» Written request
Transcribe all the entries word for word, skipping the pictures.

» Record excerpts
>>

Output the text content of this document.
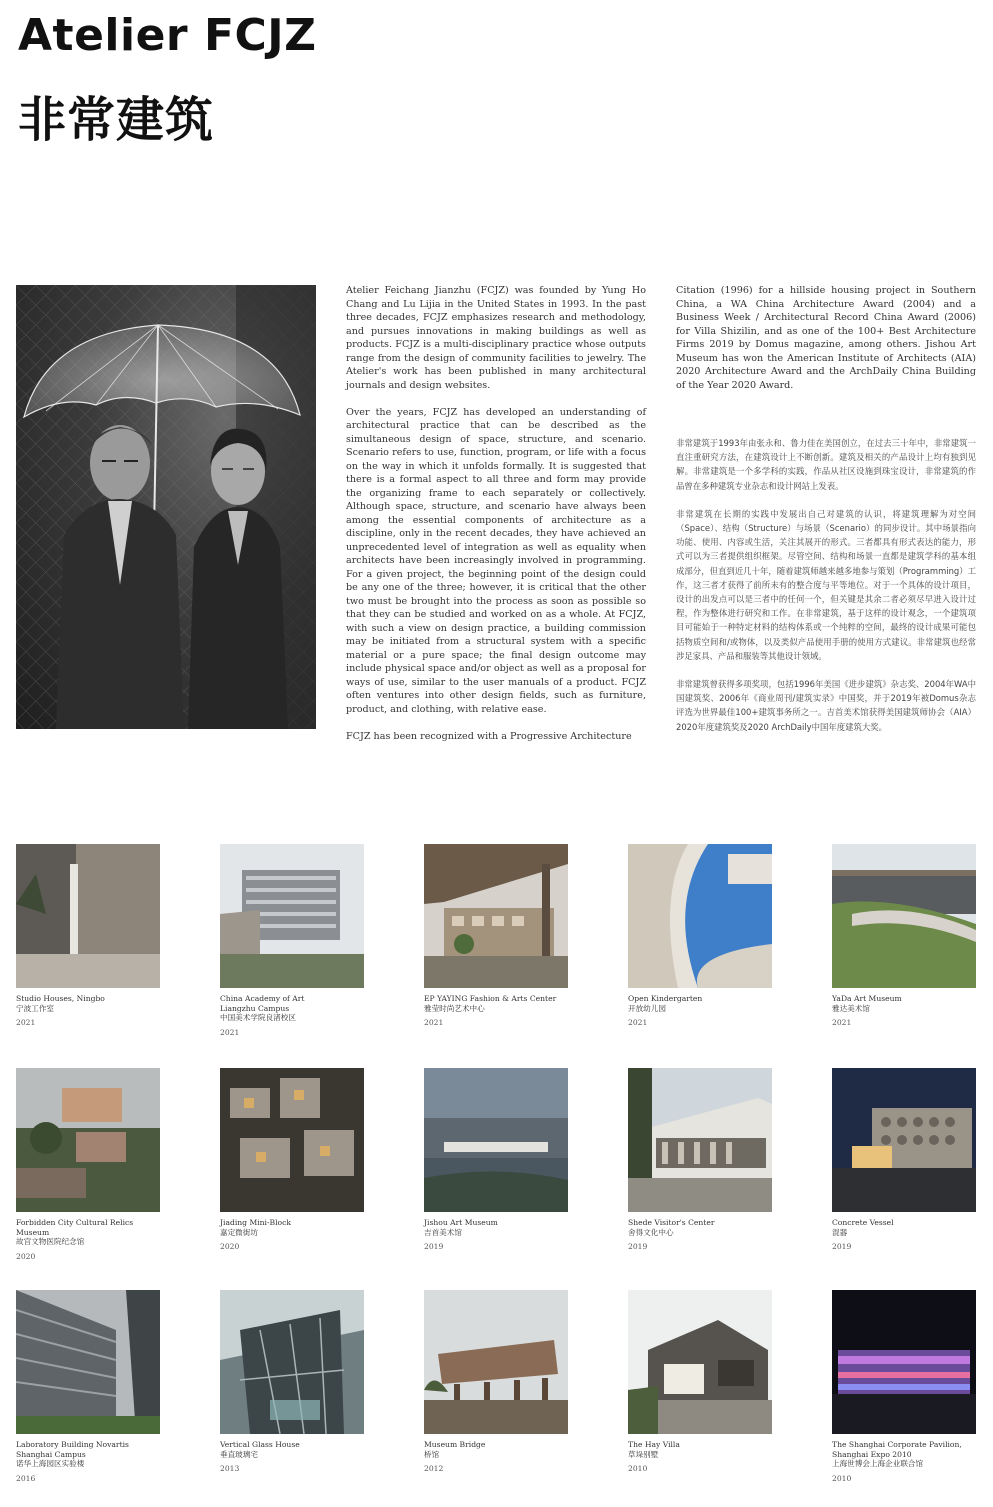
Atelier FCJZ
非常建筑

Atelier Feichang Jianzhu (FCJZ) was founded by Yung Ho Chang and Lu Lijia in the United States in 1993. In the past three decades, FCJZ emphasizes research and methodology, and pursues innovations in making buildings as well as products. FCJZ is a multi-disciplinary practice whose outputs range from the design of community facilities to jewelry. The Atelier's work has been published in many architectural journals and design websites.

Over the years, FCJZ has developed an understanding of architectural practice that can be described as the simultaneous design of space, structure, and scenario. Scenario refers to use, function, program, or life with a focus on the way in which it unfolds formally. It is suggested that there is a formal aspect to all three and form may provide the organizing frame to each separately or collectively. Although space, structure, and scenario have always been among the essential components of architecture as a discipline, only in the recent decades, they have achieved an unprecedented level of integration as well as equality when architects have been increasingly involved in programming. For a given project, the beginning point of the design could be any one of the three; however, it is critical that the other two must be brought into the process as soon as possible so that they can be studied and worked on as a whole. At FCJZ, with such a view on design practice, a building commission may be initiated from a structural system with a specific material or a pure space; the final design outcome may include physical space and/or object as well as a proposal for ways of use, similar to the user manuals of a product. FCJZ often ventures into other design fields, such as furniture, product, and clothing, with relative ease.

FCJZ has been recognized with a Progressive Architecture

Citation (1996) for a hillside housing project in Southern China, a WA China Architecture Award (2004) and a Business Week / Architectural Record China Award (2006) for Villa Shizilin, and as one of the 100+ Best Architecture Firms 2019 by Domus magazine, among others. Jishou Art Museum has won the American Institute of Architects (AIA) 2020 Architecture Award and the ArchDaily China Building of the Year 2020 Award.

非常建筑于1993年由张永和、鲁力佳在美国创立，在过去三十年中，非常建筑一直注重研究方法，在建筑设计上不断创新。建筑及相关的产品设计上均有独到见解。非常建筑是一个多学科的实践，作品从社区设施到珠宝设计，非常建筑的作品曾在多种建筑专业杂志和设计网站上发表。

非常建筑在长期的实践中发展出自己对建筑的认识，将建筑理解为对空间（Space）、结构（Structure）与场景（Scenario）的同步设计。其中场景指向功能、使用、内容或生活，关注其展开的形式。三者都具有形式表达的能力，形式可以为三者提供组织框架。尽管空间、结构和场景一直都是建筑学科的基本组成部分，但直到近几十年，随着建筑师越来越多地参与策划（Programming）工作，这三者才获得了前所未有的整合度与平等地位。对于一个具体的设计项目，设计的出发点可以是三者中的任何一个，但关键是其余二者必须尽早进入设计过程，作为整体进行研究和工作。在非常建筑，基于这样的设计观念，一个建筑项目可能始于一种特定材料的结构体系或一个纯粹的空间，最终的设计成果可能包括物质空间和/或物体，以及类似产品使用手册的使用方式建议。非常建筑也经常涉足家具、产品和服装等其他设计领域。

非常建筑曾获得多项奖项，包括1996年美国《进步建筑》杂志奖、2004年WA中国建筑奖、2006年《商业周刊/建筑实录》中国奖，并于2019年被Domus杂志评选为世界最佳100+建筑事务所之一。吉首美术馆获得美国建筑师协会（AIA）2020年度建筑奖及2020 ArchDaily中国年度建筑大奖。

Studio Houses, Ningbo
宁波工作室
2021
China Academy of Art
Liangzhu Campus
中国美术学院良渚校区
2021
EP YAYING Fashion & Arts Center
雅莹时尚艺术中心
2021
Open Kindergarten
开放幼儿园
2021
YaDa Art Museum
雅达美术馆
2021
Forbidden City Cultural Relics Museum
故宫文物医院纪念馆
2020
Jiading Mini-Block
嘉定微街坊
2020
Jishou Art Museum
吉首美术馆
2019
Shede Visitor's Center
舍得文化中心
2019
Concrete Vessel
混器
2019
Laboratory Building Novartis
Shanghai Campus
诺华上海园区实验楼
2016
Vertical Glass House
垂直玻璃宅
2013
Museum Bridge
桥馆
2012
The Hay Villa
草垛别墅
2010
The Shanghai Corporate Pavilion,
Shanghai Expo 2010
上海世博会上海企业联合馆
2010
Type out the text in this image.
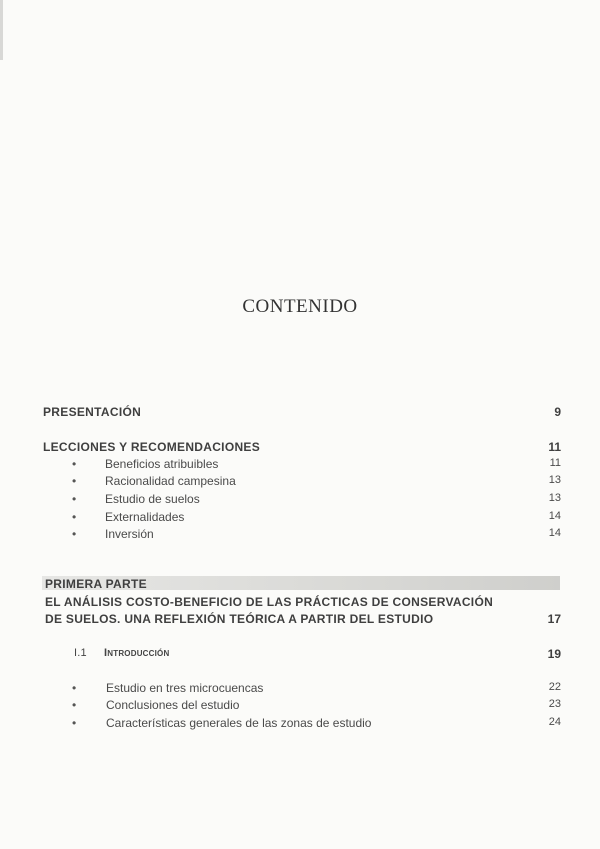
CONTENIDO
PRESENTACIÓN	9
LECCIONES Y RECOMENDACIONES	11
• Beneficios atribuibles	11
• Racionalidad campesina	13
• Estudio de suelos	13
• Externalidades	14
• Inversión	14
PRIMERA PARTE
EL ANÁLISIS COSTO-BENEFICIO DE LAS PRÁCTICAS DE CONSERVACIÓN
DE SUELOS. UNA REFLEXIÓN TEÓRICA A PARTIR DEL ESTUDIO	17
I.1 Introducción	19
• Estudio en tres microcuencas	22
• Conclusiones del estudio	23
• Características generales de las zonas de estudio	24
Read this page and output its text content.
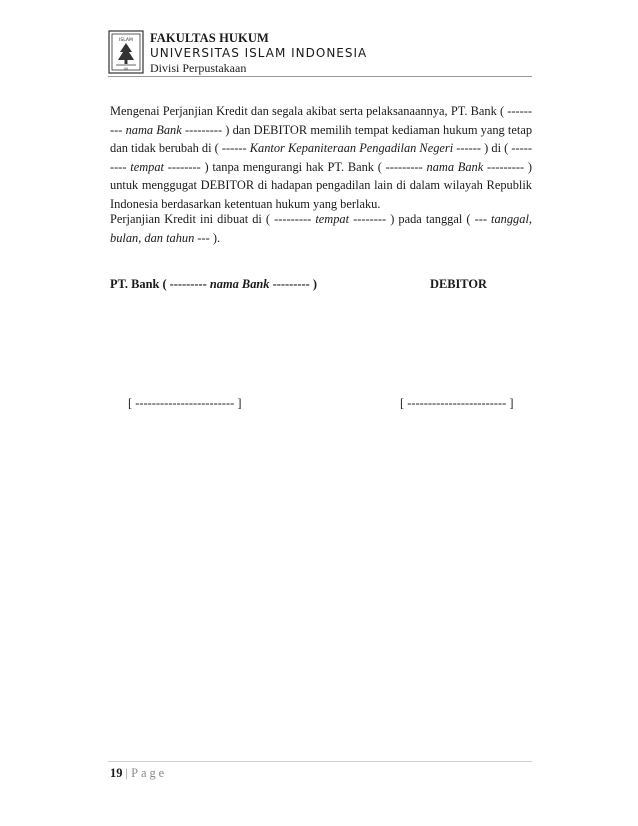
ISLAM
UII
FAKULTAS HUKUM
UNIVERSITAS ISLAM INDONESIA
Divisi Perpustakaan
Mengenai Perjanjian Kredit dan segala akibat serta pelaksanaannya, PT. Bank ( --------- nama Bank --------- ) dan DEBITOR memilih tempat kediaman hukum yang tetap dan tidak berubah di ( ------ Kantor Kepaniteraan Pengadilan Negeri ------ ) di ( --------- tempat -------- ) tanpa mengurangi hak PT. Bank ( --------- nama Bank --------- ) untuk menggugat DEBITOR di hadapan pengadilan lain di dalam wilayah Republik Indonesia berdasarkan ketentuan hukum yang berlaku.
Perjanjian Kredit ini dibuat di ( --------- tempat -------- ) pada tanggal ( --- tanggal, bulan, dan tahun --- ).
PT. Bank ( --------- nama Bank --------- )	DEBITOR
[ ------------------------ ]	[ ------------------------ ]
19 | Page
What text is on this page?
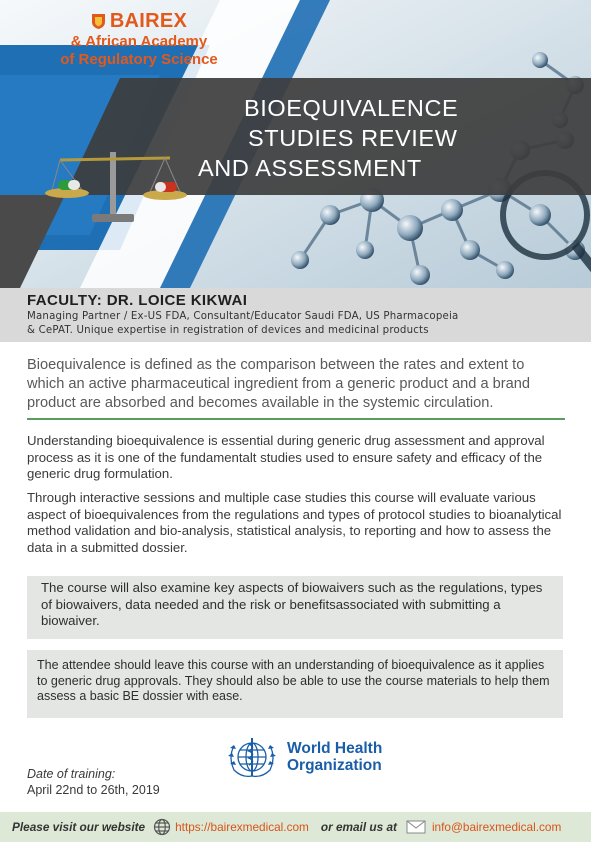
BAIREX
& African Academy
of Regulatory Science
BIOEQUIVALENCE
STUDIES REVIEW
AND ASSESSMENT
FACULTY: DR. LOICE KIKWAI
Managing Partner / Ex-US FDA, Consultant/Educator Saudi FDA, US Pharmacopeia
& CePAT. Unique expertise in registration of devices and medicinal products

Bioequivalence is defined as the comparison between the rates and extent to which an active pharmaceutical ingredient from a generic product and a brand product are absorbed and becomes available in the systemic circulation.

Understanding bioequivalence is essential during generic drug assessment and approval process as it is one of the fundamentalt studies used to ensure safety and efficacy of the generic drug formulation.

Through interactive sessions and multiple case studies this course will evaluate various aspect of bioequivalences from the regulations and types of protocol studies to bioanalytical method validation and bio-analysis, statistical analysis, to reporting and how to assess the data in a submitted dossier.

The course will also examine key aspects of biowaivers such as the regulations, types of biowaivers, data needed and the risk or benefitsassociated with submitting a biowaiver.

The attendee should leave this course with an understanding of bioequivalence as it applies to generic drug approvals. They should also be able to use the course materials to help them assess a basic BE dossier with ease.

World Health
Organization
Date of training:
April 22nd to 26th, 2019
Please visit our website	https://bairexmedical.com or email us at	info@bairexmedical.com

<<

» Output of the task
Output the text content of this document.
Atelier FCJZ
非常建筑

Atelier Feichang Jianzhu (FCJZ) was founded by Yung Ho Chang and Lu Lijia in the United States in 1993. In the past three decades, FCJZ emphasizes research and methodology, and pursues innovations in making buildings as well as products. FCJZ is a multi-disciplinary practice whose outputs range from the design of community facilities to jewelry. The Atelier's work has been published in many architectural journals and design websites.

Over the years, FCJZ has developed an understanding of architectural practice that can be described as the simultaneous design of space, structure, and scenario. Scenario refers to use, function, program, or life with a focus on the way in which it unfolds formally. It is suggested that there is a formal aspect to all three and form may provide the organizing frame to each separately or collectively. Although space, structure, and scenario have always been among the essential components of architecture as a discipline, only in the recent decades, they have achieved an unprecedented level of integration as well as equality when architects have been increasingly involved in programming. For a given project, the beginning point of the design could be any one of the three; however, it is critical that the other two must be brought into the process as soon as possible so that they can be studied and worked on as a whole. At FCJZ, with such a view on design practice, a building commission may be initiated from a structural system with a specific material or a pure space; the final design outcome may include physical space and/or object as well as a proposal for ways of use, similar to the user manuals of a product. FCJZ often ventures into other design fields, such as furniture, product, and clothing, with relative ease.

FCJZ has been recognized with a Progressive Architecture

Citation (1996) for a hillside housing project in Southern China, a WA China Architecture Award (2004) and a Business Week / Architectural Record China Award (2006) for Villa Shizilin, and as one of the 100+ Best Architecture Firms 2019 by Domus magazine, among others. Jishou Art Museum has won the American Institute of Architects (AIA) 2020 Architecture Award and the ArchDaily China Building of the Year 2020 Award.

非常建筑于1993年由张永和、鲁力佳在美国创立，在过去三十年中，非常建筑一直注重研究方法，在建筑设计上不断创新。建筑及相关的产品设计上均有独到见解。非常建筑是一个多学科的实践，作品从社区设施到珠宝设计，非常建筑的作品曾在多种建筑专业杂志和设计网站上发表。

非常建筑在长期的实践中发展出自己对建筑的认识，将建筑理解为对空间（Space）、结构（Structure）与场景（Scenario）的同步设计。其中场景指向功能、使用、内容或生活，关注其展开的形式。三者都具有形式表达的能力，形式可以为三者提供组织框架。尽管空间、结构和场景一直都是建筑学科的基本组成部分，但直到近几十年，随着建筑师越来越多地参与策划（Programming）工作，这三者才获得了前所未有的整合度与平等地位。对于一个具体的设计项目，设计的出发点可以是三者中的任何一个，但关键是其余二者必须尽早进入设计过程，作为整体进行研究和工作。在非常建筑，基于这样的设计观念，一个建筑项目可能始于一种特定材料的结构体系或一个纯粹的空间，最终的设计成果可能包括物质空间和/或物体，以及类似产品使用手册的使用方式建议。非常建筑也经常涉足家具、产品和服装等其他设计领域。

非常建筑曾获得多项奖项，包括1996年美国《进步建筑》杂志奖、2004年WA中国建筑奖、2006年《商业周刊/建筑实录》中国奖，并于2019年被Domus杂志评选为世界最佳100+建筑事务所之一。吉首美术馆获得美国建筑师协会（AIA）2020年度建筑奖及2020 ArchDaily中国年度建筑大奖。

Studio Houses, Ningbo
宁波工作室
2021
China Academy of Art
Liangzhu Campus
中国美术学院良渚校区
2021
EP YAYING Fashion & Arts Center
雅莹时尚艺术中心
2021
Open Kindergarten
开放幼儿园
2021
YaDa Art Museum
雅达美术馆
2021
Forbidden City Cultural Relics Museum
故宫文物医院纪念馆
2020
Jiading Mini-Block
嘉定微街坊
2020
Jishou Art Museum
吉首美术馆
2019
Shede Visitor's Center
舍得文化中心
2019
Concrete Vessel
混器
2019
Laboratory Building Novartis
Shanghai Campus
诺华上海园区实验楼
2016
Vertical Glass House
垂直玻璃宅
2013
Museum Bridge
桥馆
2012
The Hay Villa
草垛别墅
2010
The Shanghai Corporate Pavilion,
Shanghai Expo 2010
上海世博会上海企业联合馆
2010
Type out the text in this image.
CONTENIDO
PRESENTACIÓN	9
LECCIONES Y RECOMENDACIONES	11
• Beneficios atribuibles	11
• Racionalidad campesina	13
• Estudio de suelos	13
• Externalidades	14
• Inversión	14
PRIMERA PARTE
EL ANÁLISIS COSTO-BENEFICIO DE LAS PRÁCTICAS DE CONSERVACIÓN
DE SUELOS. UNA REFLEXIÓN TEÓRICA A PARTIR DEL ESTUDIO	17
I.1 Introducción	19
• Estudio en tres microcuencas	22
• Conclusiones del estudio	23
• Características generales de las zonas de estudio	24
Read this page and output its text content.
ISLAM
UII
FAKULTAS HUKUM
UNIVERSITAS ISLAM INDONESIA
Divisi Perpustakaan
Mengenai Perjanjian Kredit dan segala akibat serta pelaksanaannya, PT. Bank ( --------- nama Bank --------- ) dan DEBITOR memilih tempat kediaman hukum yang tetap dan tidak berubah di ( ------ Kantor Kepaniteraan Pengadilan Negeri ------ ) di ( --------- tempat -------- ) tanpa mengurangi hak PT. Bank ( --------- nama Bank --------- ) untuk menggugat DEBITOR di hadapan pengadilan lain di dalam wilayah Republik Indonesia berdasarkan ketentuan hukum yang berlaku.
Perjanjian Kredit ini dibuat di ( --------- tempat -------- ) pada tanggal ( --- tanggal, bulan, dan tahun --- ).
PT. Bank ( --------- nama Bank --------- )	DEBITOR
[ ------------------------ ]	[ ------------------------ ]
19 | Page
What text is on this page?
BAIREX
& African Academy
of Regulatory Science
BIOEQUIVALENCE
STUDIES REVIEW
AND ASSESSMENT
FACULTY: DR. LOICE KIKWAI
Managing Partner / Ex-US FDA, Consultant/Educator Saudi FDA, US Pharmacopeia
& CePAT. Unique expertise in registration of devices and medicinal products

Bioequivalence is defined as the comparison between the rates and extent to which an active pharmaceutical ingredient from a generic product and a brand product are absorbed and becomes available in the systemic circulation.

Understanding bioequivalence is essential during generic drug assessment and approval process as it is one of the fundamentalt studies used to ensure safety and efficacy of the generic drug formulation.

Through interactive sessions and multiple case studies this course will evaluate various aspect of bioequivalences from the regulations and types of protocol studies to bioanalytical method validation and bio-analysis, statistical analysis, to reporting and how to assess the data in a submitted dossier.

The course will also examine key aspects of biowaivers such as the regulations, types of biowaivers, data needed and the risk or benefitsassociated with submitting a biowaiver.

The attendee should leave this course with an understanding of bioequivalence as it applies to generic drug approvals. They should also be able to use the course materials to help them assess a basic BE dossier with ease.

World Health
Organization
Date of training:
April 22nd to 26th, 2019
Please visit our website	https://bairexmedical.com or email us at	info@bairexmedical.com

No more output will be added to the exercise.